Items from a figure collection
·····
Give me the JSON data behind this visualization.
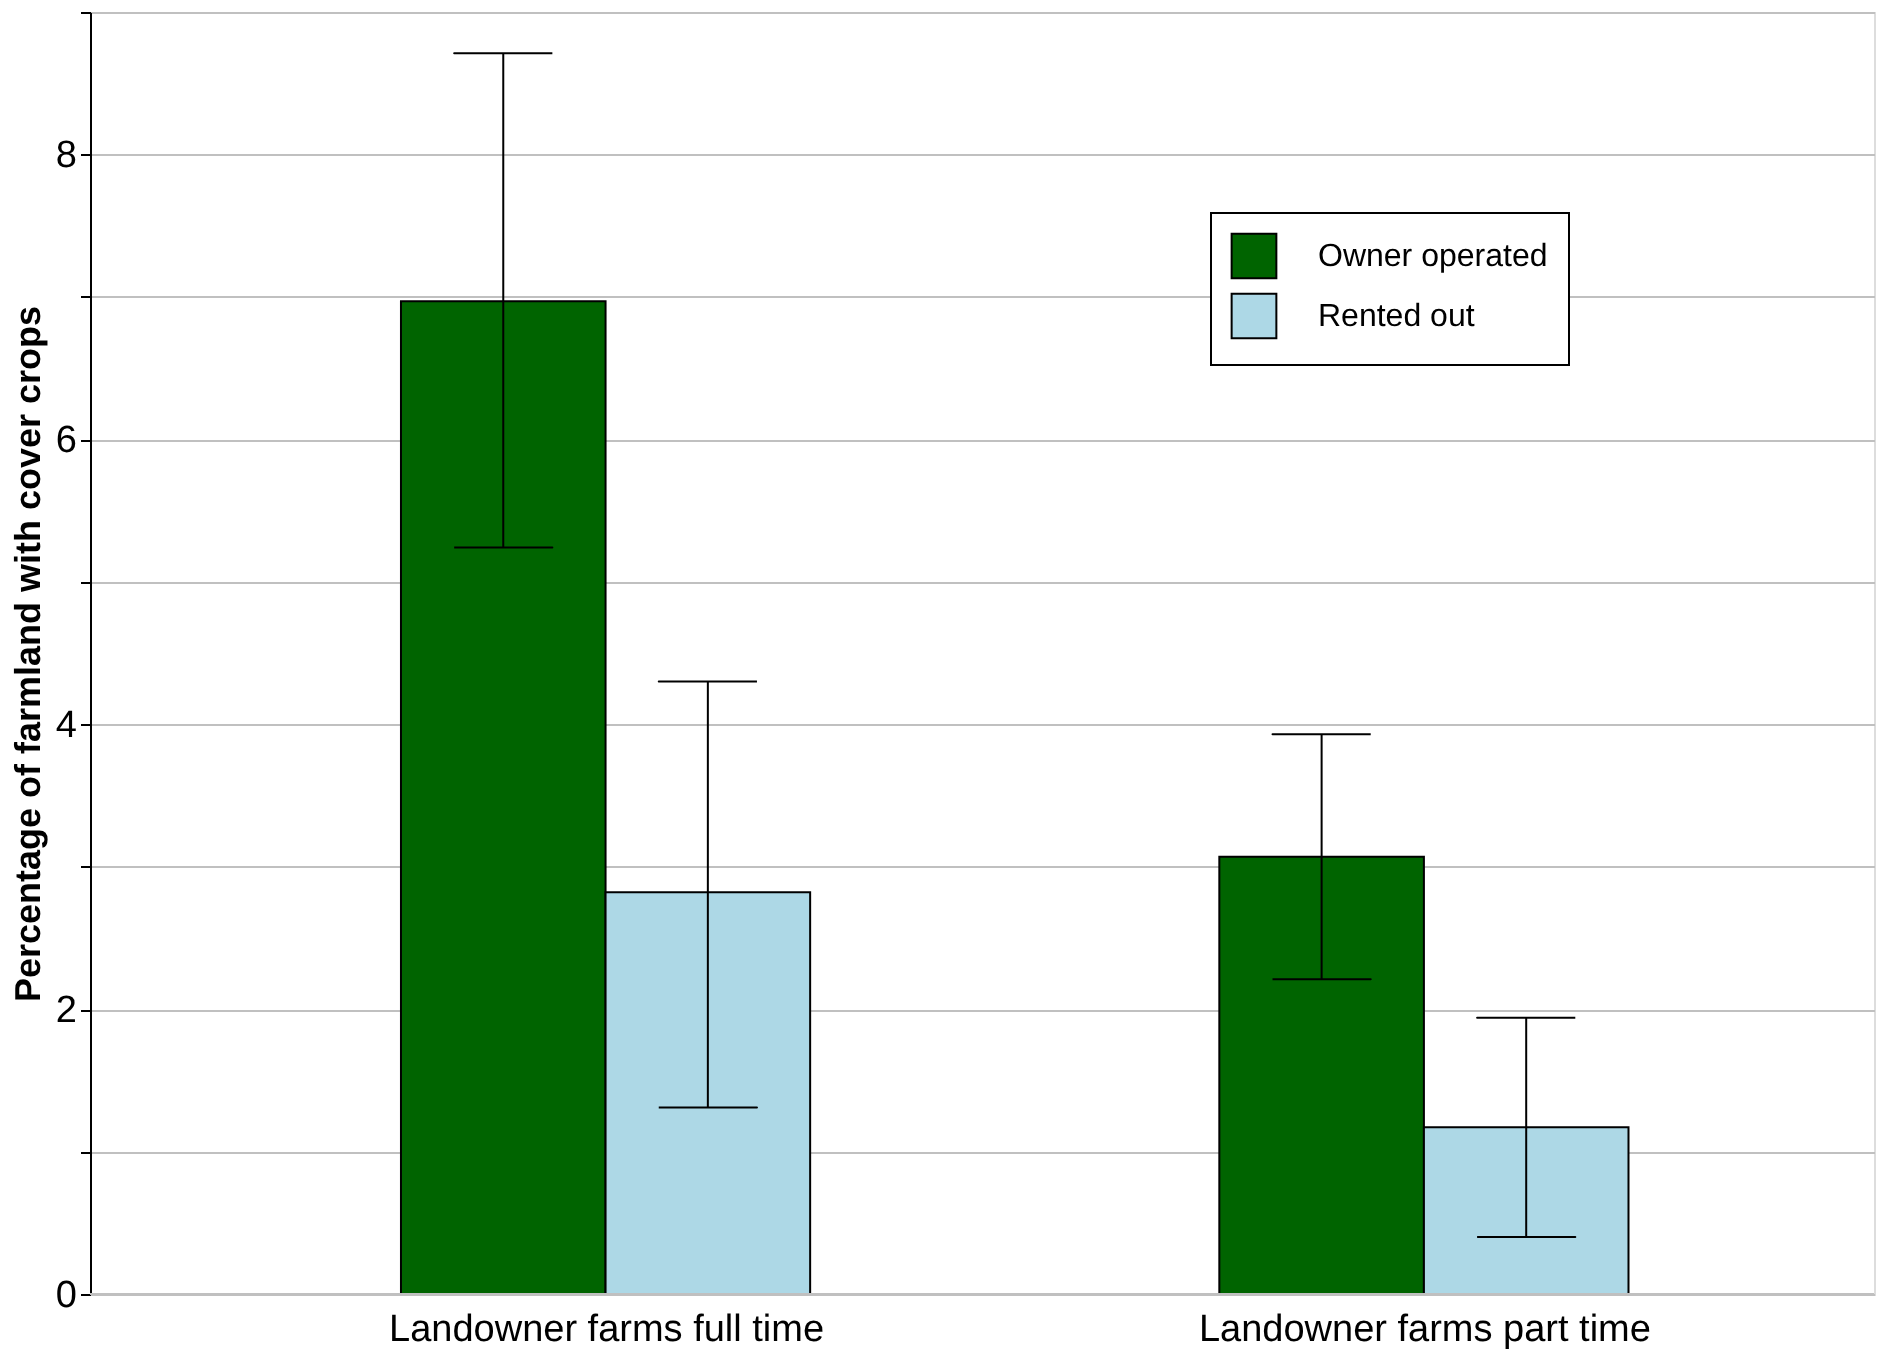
{
  "chart_data": {
    "type": "bar",
    "ylabel": "Percentage of farmland with cover crops",
    "categories": [
      "Landowner farms full time",
      "Landowner farms part time"
    ],
    "series": [
      {
        "name": "Owner operated",
        "color": "#006400",
        "values": [
          6.97,
          3.07
        ],
        "errors": [
          [
            5.24,
            8.71
          ],
          [
            2.21,
            3.93
          ]
        ]
      },
      {
        "name": "Rented out",
        "color": "#add8e6",
        "values": [
          2.82,
          1.17
        ],
        "errors": [
          [
            1.31,
            4.3
          ],
          [
            0.4,
            1.94
          ]
        ]
      }
    ],
    "ylim": [
      0,
      9
    ],
    "yticks": [
      0,
      {
        "value": 1,
        "label": null
      },
      2,
      {
        "value": 3,
        "label": null
      },
      4,
      {
        "value": 5,
        "label": null
      },
      6,
      {
        "value": 7,
        "label": null
      },
      8,
      {
        "value": 9,
        "label": null
      }
    ],
    "grid": "y",
    "legend": "top right"
  }
}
·····
DO THIS
Collect each line holding the string "name".

RESPONSE TO THE EXERCISE
        "name": "Owner operated",
        "name": "Rented out",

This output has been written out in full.